• _CHALLENGE_: Sort through the entries below and pull out lines containing the word "modified".

• _SOURCE DATA_:
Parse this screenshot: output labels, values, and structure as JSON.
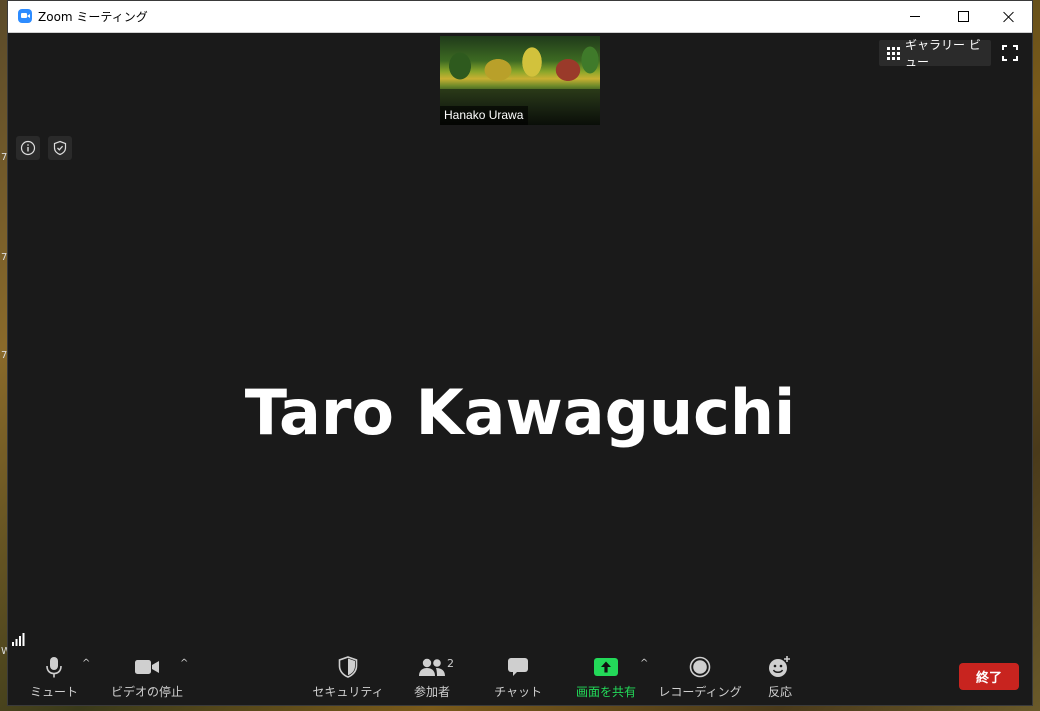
{
  "window": {
    "title": "Zoom ミーティング"
  },
  "thumbnail": {
    "participant_name": "Hanako Urawa"
  },
  "top_bar": {
    "gallery_view_label": "ギャラリー ビュー"
  },
  "main": {
    "active_speaker_name": "Taro Kawaguchi"
  },
  "toolbar": {
    "mute_label": "ミュート",
    "stop_video_label": "ビデオの停止",
    "security_label": "セキュリティ",
    "participants_label": "参加者",
    "participants_count": "2",
    "chat_label": "チャット",
    "share_screen_label": "画面を共有",
    "record_label": "レコーディング",
    "reactions_label": "反応",
    "end_label": "終了"
  },
  "colors": {
    "background": "#1a1a1a",
    "share_green": "#23d959",
    "end_red": "#c8241f",
    "zoom_blue": "#2d8cff"
  },
  "icons": [
    "zoom-app-icon",
    "grid-icon",
    "fullscreen-icon",
    "info-icon",
    "shield-icon",
    "signal-icon",
    "microphone-icon",
    "video-camera-icon",
    "security-shield-icon",
    "participants-icon",
    "chat-icon",
    "share-screen-icon",
    "record-icon",
    "reaction-icon"
  ]
}
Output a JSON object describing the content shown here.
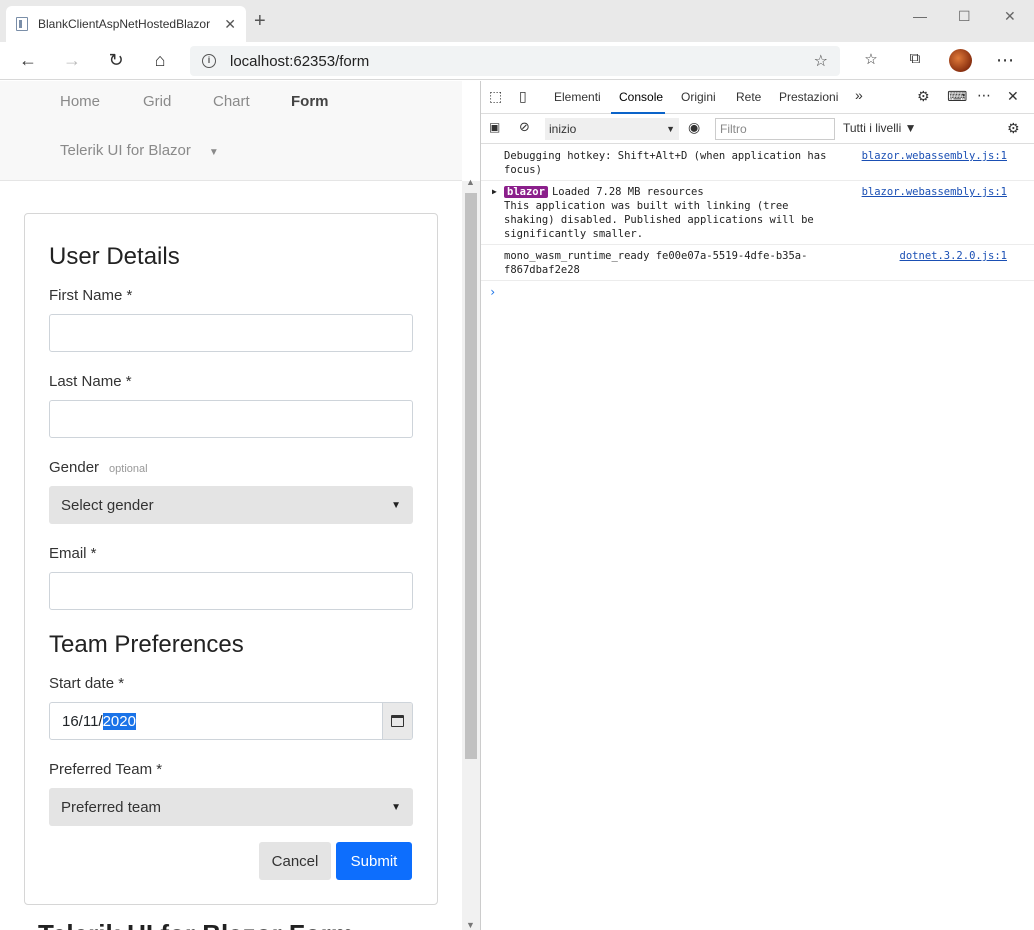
{
  "browser": {
    "tab_title": "BlankClientAspNetHostedBlazor",
    "tab_close": "✕",
    "new_tab": "+",
    "url": "localhost:62353/form",
    "win_min": "—",
    "win_max": "☐",
    "win_close": "✕"
  },
  "nav": {
    "items": [
      "Home",
      "Grid",
      "Chart",
      "Form"
    ],
    "active": "Form",
    "dropdown": "Telerik UI for Blazor"
  },
  "form": {
    "user_details_title": "User Details",
    "first_name_label": "First Name *",
    "last_name_label": "Last Name *",
    "gender_label": "Gender",
    "gender_optional": "optional",
    "gender_value": "Select gender",
    "email_label": "Email *",
    "team_prefs_title": "Team Preferences",
    "start_date_label": "Start date *",
    "start_date_prefix": "16/11/",
    "start_date_selected": "2020",
    "preferred_team_label": "Preferred Team *",
    "preferred_team_value": "Preferred team",
    "cancel_label": "Cancel",
    "submit_label": "Submit",
    "below_heading": "Telerik UI for Blazor Form"
  },
  "devtools": {
    "tabs": [
      "Elementi",
      "Console",
      "Origini",
      "Rete",
      "Prestazioni"
    ],
    "active_tab": "Console",
    "more": "»",
    "context": "inizio",
    "filter_placeholder": "Filtro",
    "levels": "Tutti i livelli ▼",
    "messages": [
      {
        "text": "Debugging hotkey: Shift+Alt+D (when application has focus)",
        "source": "blazor.webassembly.js:1"
      },
      {
        "badge": "blazor",
        "text": "Loaded 7.28 MB resources",
        "detail": "This application was built with linking (tree shaking) disabled. Published applications will be significantly smaller.",
        "source": "blazor.webassembly.js:1"
      },
      {
        "text": "mono_wasm_runtime_ready fe00e07a-5519-4dfe-b35a-f867dbaf2e28",
        "source": "dotnet.3.2.0.js:1"
      }
    ],
    "prompt": "›"
  }
}
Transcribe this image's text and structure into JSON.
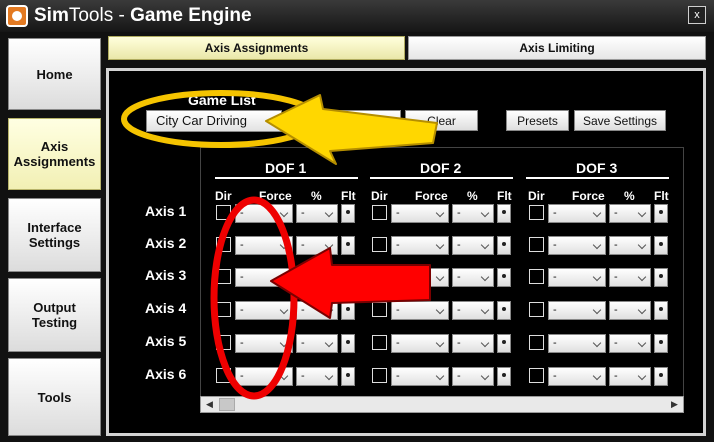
{
  "window": {
    "title_part1": "Sim",
    "title_part2": "Tools - ",
    "title_part3": "Game Engine",
    "close_label": "x"
  },
  "sidebar": {
    "items": [
      {
        "label": "Home",
        "active": false
      },
      {
        "label": "Axis Assignments",
        "active": true
      },
      {
        "label": "Interface Settings",
        "active": false
      },
      {
        "label": "Output Testing",
        "active": false
      },
      {
        "label": "Tools",
        "active": false
      }
    ]
  },
  "tabs": [
    {
      "label": "Axis Assignments",
      "active": true
    },
    {
      "label": "Axis Limiting",
      "active": false
    }
  ],
  "toolbar": {
    "game_list_label": "Game List",
    "game_selected": "City Car Driving",
    "default_label": "Default",
    "clear_label": "Clear",
    "presets_label": "Presets",
    "save_label": "Save Settings"
  },
  "grid": {
    "dofs": [
      "DOF 1",
      "DOF 2",
      "DOF 3"
    ],
    "col_headers": {
      "dir": "Dir",
      "force": "Force",
      "percent": "%",
      "flt": "Flt"
    },
    "axes": [
      "Axis 1",
      "Axis 2",
      "Axis 3",
      "Axis 4",
      "Axis 5",
      "Axis 6"
    ],
    "cell_value": "-"
  },
  "colors": {
    "annotation_yellow": "#f5c400",
    "annotation_red": "#ee0000"
  }
}
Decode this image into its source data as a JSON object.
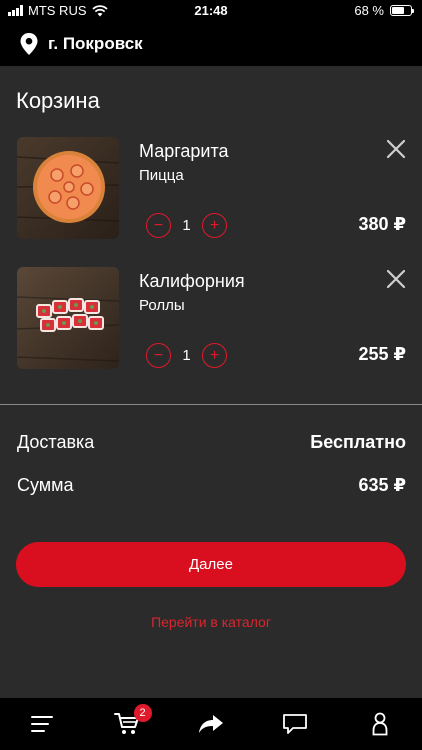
{
  "status_bar": {
    "carrier": "MTS RUS",
    "time": "21:48",
    "battery": "68 %",
    "battery_level": 0.68
  },
  "location": {
    "city": "г. Покровск",
    "icon": "location-pin-icon"
  },
  "page": {
    "title": "Корзина"
  },
  "cart": {
    "items": [
      {
        "name": "Маргарита",
        "category": "Пицца",
        "quantity": "1",
        "price": "380 ₽",
        "image": "pizza-image"
      },
      {
        "name": "Калифорния",
        "category": "Роллы",
        "quantity": "1",
        "price": "255 ₽",
        "image": "rolls-image"
      }
    ],
    "decrement_symbol": "−",
    "increment_symbol": "+"
  },
  "summary": {
    "delivery_label": "Доставка",
    "delivery_value": "Бесплатно",
    "total_label": "Сумма",
    "total_value": "635 ₽"
  },
  "actions": {
    "next_label": "Далее",
    "catalog_link": "Перейти в каталог"
  },
  "tab_bar": {
    "cart_badge": "2",
    "icons": [
      "menu-icon",
      "cart-icon",
      "share-icon",
      "chat-icon",
      "profile-icon"
    ]
  },
  "colors": {
    "accent": "#d90f1f",
    "background": "#2b2b2b",
    "bars": "#000000"
  }
}
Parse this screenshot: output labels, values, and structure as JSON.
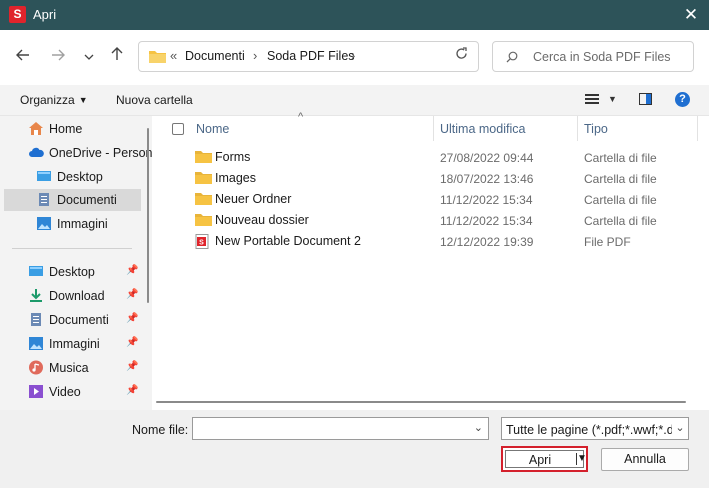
{
  "window": {
    "title": "Apri",
    "app_logo": "S",
    "close_glyph": "✕"
  },
  "nav": {
    "back_icon": "arrow-left-icon",
    "forward_icon": "arrow-right-icon",
    "history_icon": "chevron-down-icon",
    "up_icon": "arrow-up-icon"
  },
  "address": {
    "overflow": "«",
    "crumbs": [
      "Documenti",
      "Soda PDF Files"
    ],
    "separator": "›"
  },
  "search": {
    "placeholder": "Cerca in Soda PDF Files"
  },
  "toolbar": {
    "organize_label": "Organizza",
    "new_folder_label": "Nuova cartella",
    "help": "?"
  },
  "sidebar": {
    "items": [
      {
        "label": "Home",
        "icon": "home-icon"
      },
      {
        "label": "OneDrive - Personal",
        "icon": "cloud-icon"
      },
      {
        "label": "Desktop",
        "icon": "desktop-icon"
      },
      {
        "label": "Documenti",
        "icon": "document-icon",
        "selected": true
      },
      {
        "label": "Immagini",
        "icon": "image-icon"
      }
    ],
    "quick_access": [
      {
        "label": "Desktop",
        "icon": "desktop-icon",
        "pinned": true
      },
      {
        "label": "Download",
        "icon": "download-icon",
        "pinned": true
      },
      {
        "label": "Documenti",
        "icon": "document-icon",
        "pinned": true
      },
      {
        "label": "Immagini",
        "icon": "image-icon",
        "pinned": true
      },
      {
        "label": "Musica",
        "icon": "music-icon",
        "pinned": true
      },
      {
        "label": "Video",
        "icon": "video-icon",
        "pinned": true
      }
    ]
  },
  "columns": {
    "name": "Nome",
    "modified": "Ultima modifica",
    "type": "Tipo"
  },
  "files": [
    {
      "name": "Forms",
      "modified": "27/08/2022 09:44",
      "type": "Cartella di file",
      "kind": "folder"
    },
    {
      "name": "Images",
      "modified": "18/07/2022 13:46",
      "type": "Cartella di file",
      "kind": "folder"
    },
    {
      "name": "Neuer Ordner",
      "modified": "11/12/2022 15:34",
      "type": "Cartella di file",
      "kind": "folder"
    },
    {
      "name": "Nouveau dossier",
      "modified": "11/12/2022 15:34",
      "type": "Cartella di file",
      "kind": "folder"
    },
    {
      "name": "New Portable Document 2",
      "modified": "12/12/2022 19:39",
      "type": "File PDF",
      "kind": "pdf"
    }
  ],
  "footer": {
    "filename_label": "Nome file:",
    "filename_value": "",
    "filter_value": "Tutte le pagine (*.pdf;*.wwf;*.doc",
    "open_label": "Apri",
    "cancel_label": "Annulla"
  },
  "colors": {
    "titlebar": "#2d5359",
    "accent": "#1f6fd1",
    "folder": "#f6c343",
    "highlight": "#d4202c"
  }
}
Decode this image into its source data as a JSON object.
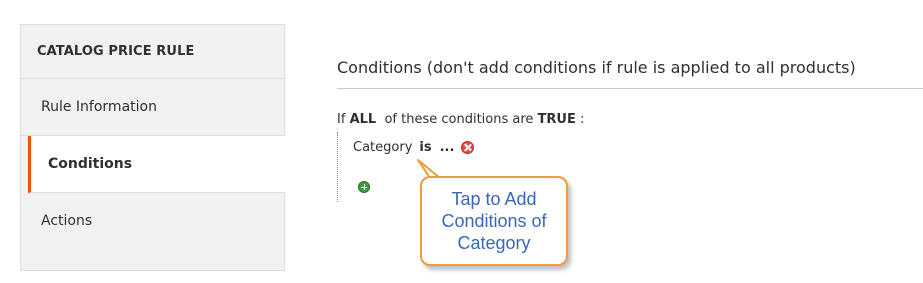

• _ANSWER TO THE PROBLEM_:
    "modified": "Ultima modifica",
      "modified": "27/08/2022 09:44",
      "modified": "18/07/2022 13:46",
      "modified": "11/12/2022 15:34",
      "modified": "11/12/2022 15:34",
      "modified": "12/12/2022 19:39",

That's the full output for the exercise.